EXERCISE TASK: Set down the whole listing verbatim.
START RECORDS PROVIDED
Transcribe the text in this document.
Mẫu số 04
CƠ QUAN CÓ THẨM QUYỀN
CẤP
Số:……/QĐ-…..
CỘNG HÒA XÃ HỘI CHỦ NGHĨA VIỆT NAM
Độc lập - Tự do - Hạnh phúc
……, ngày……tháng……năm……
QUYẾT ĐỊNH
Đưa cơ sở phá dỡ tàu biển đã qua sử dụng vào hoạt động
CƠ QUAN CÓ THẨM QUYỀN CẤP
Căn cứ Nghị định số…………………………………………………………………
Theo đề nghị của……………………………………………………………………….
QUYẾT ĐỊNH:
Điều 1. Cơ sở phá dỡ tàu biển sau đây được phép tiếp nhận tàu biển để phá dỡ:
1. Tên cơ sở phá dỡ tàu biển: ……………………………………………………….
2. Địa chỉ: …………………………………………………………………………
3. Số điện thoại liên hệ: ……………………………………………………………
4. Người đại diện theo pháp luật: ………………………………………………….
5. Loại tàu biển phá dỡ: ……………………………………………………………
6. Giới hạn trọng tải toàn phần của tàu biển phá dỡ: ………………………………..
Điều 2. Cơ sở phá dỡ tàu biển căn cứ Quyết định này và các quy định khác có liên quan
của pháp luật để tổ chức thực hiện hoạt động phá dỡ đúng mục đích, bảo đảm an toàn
END RECORDS PROVIDED
COMPLETE RESPONSE:
Transcribe the text in this document.
Mẫu số 04
CƠ QUAN CÓ THẨM QUYỀN
CẤP
Số:……/QĐ-…..
CỘNG HÒA XÃ HỘI CHỦ NGHĨA VIỆT NAM
Độc lập - Tự do - Hạnh phúc
……, ngày……tháng……năm……
QUYẾT ĐỊNH
Đưa cơ sở phá dỡ tàu biển đã qua sử dụng vào hoạt động
CƠ QUAN CÓ THẨM QUYỀN CẤP
Căn cứ Nghị định số…………………………………………………………………
Theo đề nghị của……………………………………………………………………….
QUYẾT ĐỊNH:
Điều 1. Cơ sở phá dỡ tàu biển sau đây được phép tiếp nhận tàu biển để phá dỡ:
1. Tên cơ sở phá dỡ tàu biển: ……………………………………………………….
2. Địa chỉ: …………………………………………………………………………
3. Số điện thoại liên hệ: ……………………………………………………………
4. Người đại diện theo pháp luật: ………………………………………………….
5. Loại tàu biển phá dỡ: ……………………………………………………………
6. Giới hạn trọng tải toàn phần của tàu biển phá dỡ: ………………………………..
Điều 2. Cơ sở phá dỡ tàu biển căn cứ Quyết định này và các quy định khác có liên quan
của pháp luật để tổ chức thực hiện hoạt động phá dỡ đúng mục đích, bảo đảm an toàn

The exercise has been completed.